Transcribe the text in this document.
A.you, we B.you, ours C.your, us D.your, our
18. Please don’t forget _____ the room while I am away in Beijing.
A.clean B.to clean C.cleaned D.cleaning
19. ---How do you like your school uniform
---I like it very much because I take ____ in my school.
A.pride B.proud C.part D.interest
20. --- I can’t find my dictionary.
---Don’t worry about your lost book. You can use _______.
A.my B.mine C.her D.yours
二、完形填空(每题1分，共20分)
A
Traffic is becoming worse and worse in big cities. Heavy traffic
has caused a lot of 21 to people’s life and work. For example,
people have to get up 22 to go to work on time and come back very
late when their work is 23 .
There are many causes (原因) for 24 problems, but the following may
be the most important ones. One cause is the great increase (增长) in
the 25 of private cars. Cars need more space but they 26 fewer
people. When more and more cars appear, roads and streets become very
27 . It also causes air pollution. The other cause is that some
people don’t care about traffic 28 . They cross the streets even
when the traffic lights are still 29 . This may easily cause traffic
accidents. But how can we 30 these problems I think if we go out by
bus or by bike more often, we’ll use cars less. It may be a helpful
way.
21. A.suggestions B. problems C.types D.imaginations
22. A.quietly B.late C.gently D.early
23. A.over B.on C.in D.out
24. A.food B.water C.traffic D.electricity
···
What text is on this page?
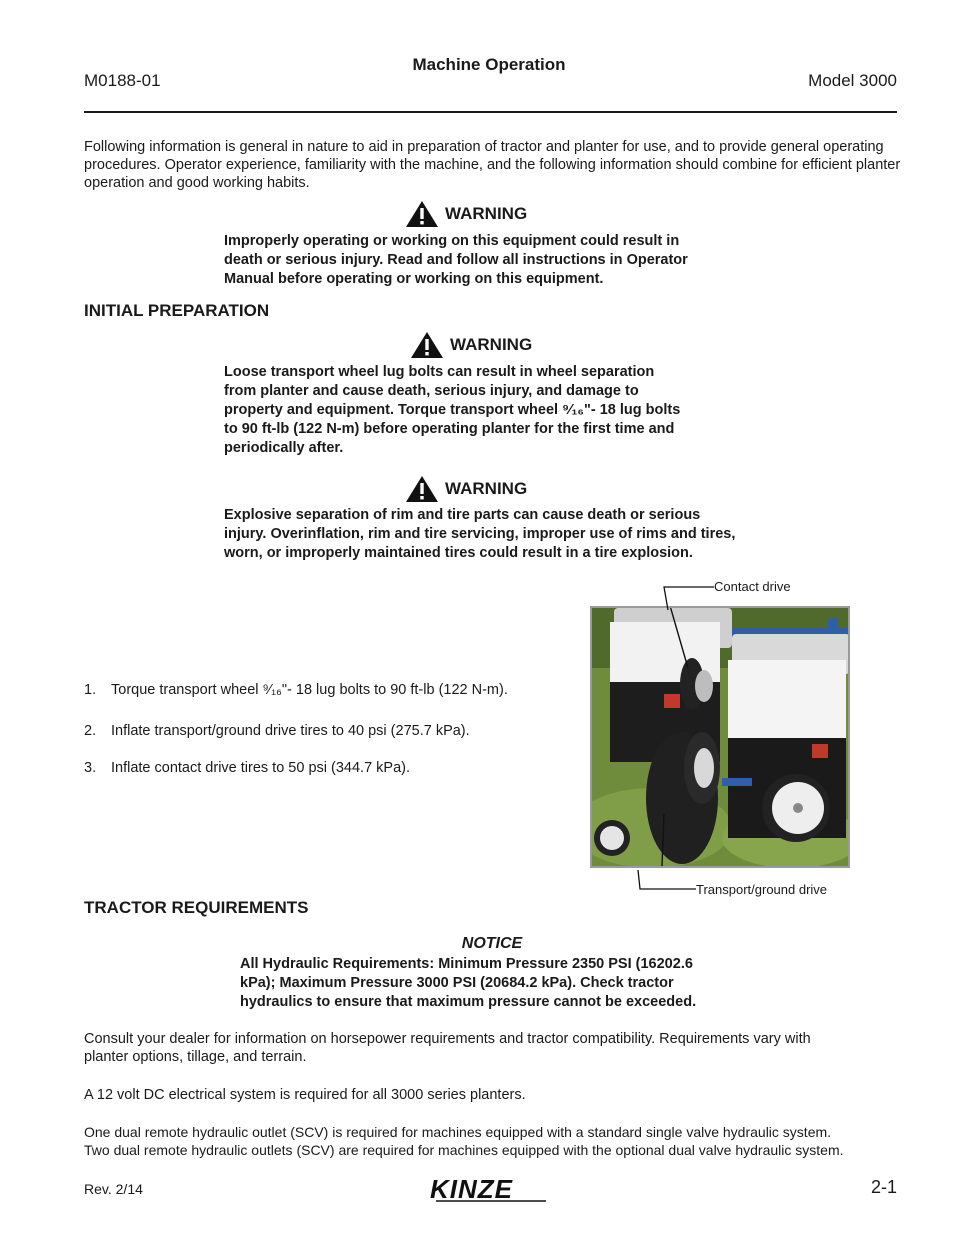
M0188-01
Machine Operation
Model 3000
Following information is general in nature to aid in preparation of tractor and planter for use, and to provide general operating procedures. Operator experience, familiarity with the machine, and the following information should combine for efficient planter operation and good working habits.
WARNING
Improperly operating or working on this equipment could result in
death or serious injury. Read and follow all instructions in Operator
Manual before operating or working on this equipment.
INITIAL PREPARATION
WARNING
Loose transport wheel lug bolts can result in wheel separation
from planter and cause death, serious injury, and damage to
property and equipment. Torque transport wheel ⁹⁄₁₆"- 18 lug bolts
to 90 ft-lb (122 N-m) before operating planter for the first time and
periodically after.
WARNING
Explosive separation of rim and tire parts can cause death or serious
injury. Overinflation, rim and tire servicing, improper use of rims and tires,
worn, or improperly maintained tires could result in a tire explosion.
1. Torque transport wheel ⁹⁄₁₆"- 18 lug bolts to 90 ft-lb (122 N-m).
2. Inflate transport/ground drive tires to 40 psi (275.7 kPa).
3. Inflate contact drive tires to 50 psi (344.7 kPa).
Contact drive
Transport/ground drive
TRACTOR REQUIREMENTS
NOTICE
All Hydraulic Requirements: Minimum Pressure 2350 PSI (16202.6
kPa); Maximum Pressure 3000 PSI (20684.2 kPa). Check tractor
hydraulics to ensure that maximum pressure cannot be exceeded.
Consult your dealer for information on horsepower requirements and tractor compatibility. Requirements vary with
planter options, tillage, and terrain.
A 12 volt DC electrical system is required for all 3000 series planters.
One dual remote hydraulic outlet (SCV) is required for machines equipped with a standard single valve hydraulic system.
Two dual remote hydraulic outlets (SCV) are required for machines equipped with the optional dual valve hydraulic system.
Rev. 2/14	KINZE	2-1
···
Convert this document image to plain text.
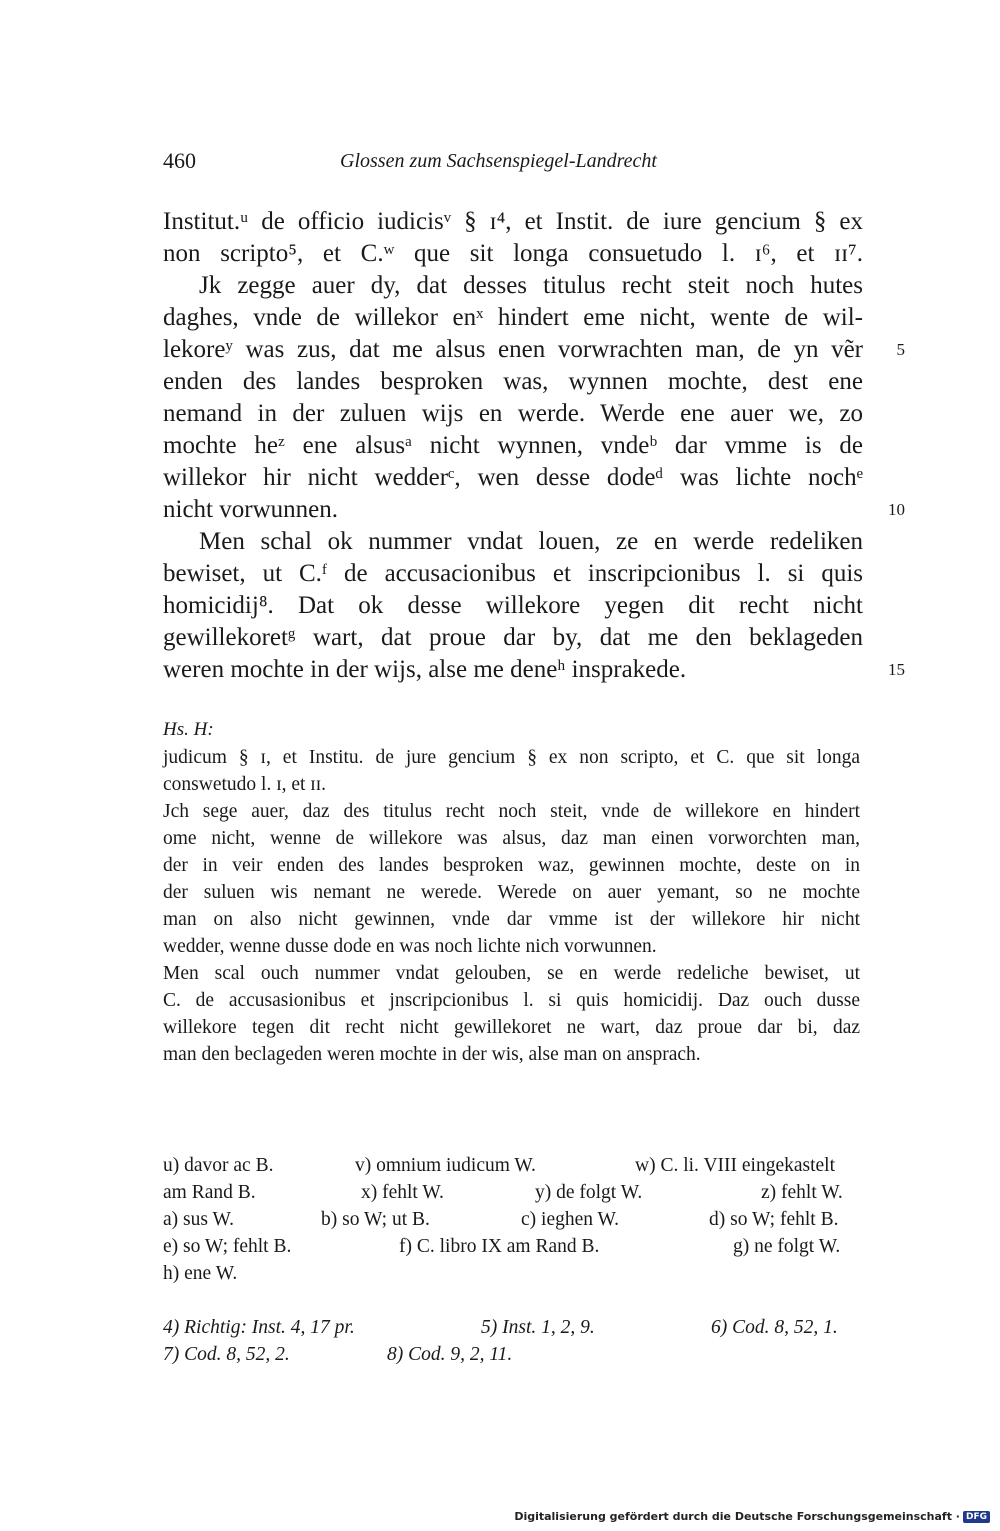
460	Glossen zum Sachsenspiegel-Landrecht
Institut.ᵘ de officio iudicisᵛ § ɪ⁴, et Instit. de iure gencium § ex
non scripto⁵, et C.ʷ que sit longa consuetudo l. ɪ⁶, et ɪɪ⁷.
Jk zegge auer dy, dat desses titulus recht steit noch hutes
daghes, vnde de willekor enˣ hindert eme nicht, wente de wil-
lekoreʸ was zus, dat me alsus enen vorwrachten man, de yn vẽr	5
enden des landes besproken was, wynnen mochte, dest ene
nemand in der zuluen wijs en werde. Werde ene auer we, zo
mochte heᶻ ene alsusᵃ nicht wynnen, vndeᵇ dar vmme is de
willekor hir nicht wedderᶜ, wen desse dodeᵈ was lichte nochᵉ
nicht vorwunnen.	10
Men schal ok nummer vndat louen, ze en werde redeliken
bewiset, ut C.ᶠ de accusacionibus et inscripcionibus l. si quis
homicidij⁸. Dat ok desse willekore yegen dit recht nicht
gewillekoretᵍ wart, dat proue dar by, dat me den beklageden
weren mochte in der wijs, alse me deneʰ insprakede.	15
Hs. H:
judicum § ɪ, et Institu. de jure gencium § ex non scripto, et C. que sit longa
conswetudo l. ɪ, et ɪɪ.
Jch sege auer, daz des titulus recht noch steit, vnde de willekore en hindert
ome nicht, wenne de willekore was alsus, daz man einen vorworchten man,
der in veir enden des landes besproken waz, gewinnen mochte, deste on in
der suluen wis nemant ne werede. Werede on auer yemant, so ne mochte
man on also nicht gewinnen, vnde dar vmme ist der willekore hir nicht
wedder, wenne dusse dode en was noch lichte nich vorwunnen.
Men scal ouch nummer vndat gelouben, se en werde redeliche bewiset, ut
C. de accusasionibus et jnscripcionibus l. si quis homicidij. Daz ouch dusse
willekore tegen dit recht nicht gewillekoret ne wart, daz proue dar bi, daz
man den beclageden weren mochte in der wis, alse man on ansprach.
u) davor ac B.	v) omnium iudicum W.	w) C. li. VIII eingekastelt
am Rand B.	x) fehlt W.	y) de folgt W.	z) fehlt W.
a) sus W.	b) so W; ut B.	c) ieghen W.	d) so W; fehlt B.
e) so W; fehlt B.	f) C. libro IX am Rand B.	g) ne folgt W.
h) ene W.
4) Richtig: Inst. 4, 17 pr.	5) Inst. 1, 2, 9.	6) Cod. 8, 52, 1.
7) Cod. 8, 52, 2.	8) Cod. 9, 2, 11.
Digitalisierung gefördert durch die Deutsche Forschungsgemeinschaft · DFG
···
§ EXERCISE DIRECTIONS
Count the lines in which the string "following" appears, then report only that figure.

§ TASK ANSWER
2